• **DIRECTIONS**
1 > According to the AT&T quarterly results report, how many subscribers did DirecTV Now lose?
2 > Continue the AT&T quarterly results report from the point where it stops.

BEGIN SUPPLIED PASSAGE

Total revenue of $44.8 billion fell shy of consensus estimates for $45.1 billion. Earnings per share of 86 cents met expectations and rose a penny from the year-ago quarter.
WarnerMedia, home of Turner, Warner Bros. and HBO, reported results on a pro-forma basis. It posted $8.38 billion in revenue, just below analysts’ estimates of $8.45 billion but up from $8.1 billion in the year-ago quarter. But the operating income grew 11.6% to $2.24 billion, with margins still at a healthy 26.8%.
Skinny-bundle offering DirecTV Now lost 83,000 subscribers, which was slightly more than analysts had expected. On the traditional TV bundle side, AT&T reported 22.4 million subscribers and a 544,000 net loss in the period across DirecTV and U-verse cable.
“Our first-quarter results show that we’re delivering on what we promised,” CEO Randall Stephenson said. “We’re on plan to meet our de-leveraging goals with strong free cash flow and asset sales.” The quarterly performance, he added, “speaks volumes about our focus on our strategic priorities.”

END SUPPLIED PASSAGE
BEGIN RECORDED INFORMATION

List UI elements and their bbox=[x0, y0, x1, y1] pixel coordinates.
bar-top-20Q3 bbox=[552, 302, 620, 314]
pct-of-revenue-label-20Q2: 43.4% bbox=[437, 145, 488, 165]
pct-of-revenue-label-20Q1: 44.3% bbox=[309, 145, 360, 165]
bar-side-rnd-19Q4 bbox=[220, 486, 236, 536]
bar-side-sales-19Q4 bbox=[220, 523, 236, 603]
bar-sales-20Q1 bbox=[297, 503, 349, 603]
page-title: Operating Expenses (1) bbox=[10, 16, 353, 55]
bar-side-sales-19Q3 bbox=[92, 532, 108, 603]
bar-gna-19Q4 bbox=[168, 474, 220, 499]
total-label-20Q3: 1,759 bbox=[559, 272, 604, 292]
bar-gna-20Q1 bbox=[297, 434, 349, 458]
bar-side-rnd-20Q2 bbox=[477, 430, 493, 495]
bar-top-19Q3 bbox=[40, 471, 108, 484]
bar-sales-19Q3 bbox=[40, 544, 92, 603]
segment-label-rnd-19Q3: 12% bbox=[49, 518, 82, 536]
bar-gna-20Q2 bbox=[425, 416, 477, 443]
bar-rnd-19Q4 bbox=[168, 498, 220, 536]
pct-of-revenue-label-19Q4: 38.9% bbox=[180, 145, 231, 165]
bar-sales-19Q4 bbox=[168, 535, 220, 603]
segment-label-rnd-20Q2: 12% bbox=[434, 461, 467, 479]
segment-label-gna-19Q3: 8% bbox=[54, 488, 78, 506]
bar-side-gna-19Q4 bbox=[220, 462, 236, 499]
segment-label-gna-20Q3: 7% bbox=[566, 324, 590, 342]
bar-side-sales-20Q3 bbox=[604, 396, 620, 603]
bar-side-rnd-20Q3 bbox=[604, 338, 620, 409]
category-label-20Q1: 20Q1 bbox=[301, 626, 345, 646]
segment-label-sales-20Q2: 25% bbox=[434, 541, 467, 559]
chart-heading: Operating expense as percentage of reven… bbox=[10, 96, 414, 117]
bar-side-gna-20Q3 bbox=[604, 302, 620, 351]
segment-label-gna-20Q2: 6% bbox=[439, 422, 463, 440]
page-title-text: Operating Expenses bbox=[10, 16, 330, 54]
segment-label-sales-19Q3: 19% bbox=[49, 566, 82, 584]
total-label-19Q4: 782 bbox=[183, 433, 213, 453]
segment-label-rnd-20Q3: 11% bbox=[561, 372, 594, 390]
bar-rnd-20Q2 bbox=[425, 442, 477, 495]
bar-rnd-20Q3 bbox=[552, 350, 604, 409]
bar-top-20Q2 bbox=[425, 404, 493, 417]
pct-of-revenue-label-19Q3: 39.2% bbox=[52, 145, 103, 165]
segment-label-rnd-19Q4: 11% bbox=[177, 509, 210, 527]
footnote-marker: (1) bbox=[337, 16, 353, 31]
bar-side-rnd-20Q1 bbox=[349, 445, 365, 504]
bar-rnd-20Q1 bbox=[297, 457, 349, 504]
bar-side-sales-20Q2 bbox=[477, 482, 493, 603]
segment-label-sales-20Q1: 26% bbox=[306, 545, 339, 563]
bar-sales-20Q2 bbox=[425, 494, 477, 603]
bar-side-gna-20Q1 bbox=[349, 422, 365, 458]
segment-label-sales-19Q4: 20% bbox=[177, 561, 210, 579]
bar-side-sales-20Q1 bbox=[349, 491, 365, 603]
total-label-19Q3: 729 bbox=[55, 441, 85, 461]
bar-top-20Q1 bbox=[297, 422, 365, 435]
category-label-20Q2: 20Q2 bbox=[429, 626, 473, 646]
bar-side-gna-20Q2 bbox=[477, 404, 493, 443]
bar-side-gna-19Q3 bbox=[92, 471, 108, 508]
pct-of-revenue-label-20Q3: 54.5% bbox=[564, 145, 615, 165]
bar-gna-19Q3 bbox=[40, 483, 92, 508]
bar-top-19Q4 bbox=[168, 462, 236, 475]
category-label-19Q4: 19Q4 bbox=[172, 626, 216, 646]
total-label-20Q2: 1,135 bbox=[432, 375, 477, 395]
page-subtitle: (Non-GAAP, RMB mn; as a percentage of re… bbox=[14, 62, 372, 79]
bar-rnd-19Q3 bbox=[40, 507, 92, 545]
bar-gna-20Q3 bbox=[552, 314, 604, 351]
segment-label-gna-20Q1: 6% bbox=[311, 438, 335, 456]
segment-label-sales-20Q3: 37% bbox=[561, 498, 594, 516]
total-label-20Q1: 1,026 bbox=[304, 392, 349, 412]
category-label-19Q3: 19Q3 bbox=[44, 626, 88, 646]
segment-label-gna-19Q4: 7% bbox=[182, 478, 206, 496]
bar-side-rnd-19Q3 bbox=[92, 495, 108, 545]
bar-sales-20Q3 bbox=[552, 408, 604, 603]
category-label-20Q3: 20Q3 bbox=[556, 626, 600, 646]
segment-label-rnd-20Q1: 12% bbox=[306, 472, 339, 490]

END RECORDED INFORMATION

• **YOUR WRITTEN ANSWERS**
1 > DirecTV Now lost 83,000 subscribers.

2 >
AT&T officially closed the books on the $81 billion Time Warner acquisition last June, meaning the purest quarterly comparisons are still a ways off. After the government in February relented in the appeal of its lawsuit seeking to block the merger, the parent company initiated a series of restructuring moves. Saddled with $170 billion in net debt as of the end of 2018, AT&T is racing to lower its leverage through various means. It has set deals this month to unload a 10% stake in Hulu and office space at 30 Hudson Yards, the new headquarters in New York for WarnerMedia and reported a debt reduction of $2.3 billion in the first quarter.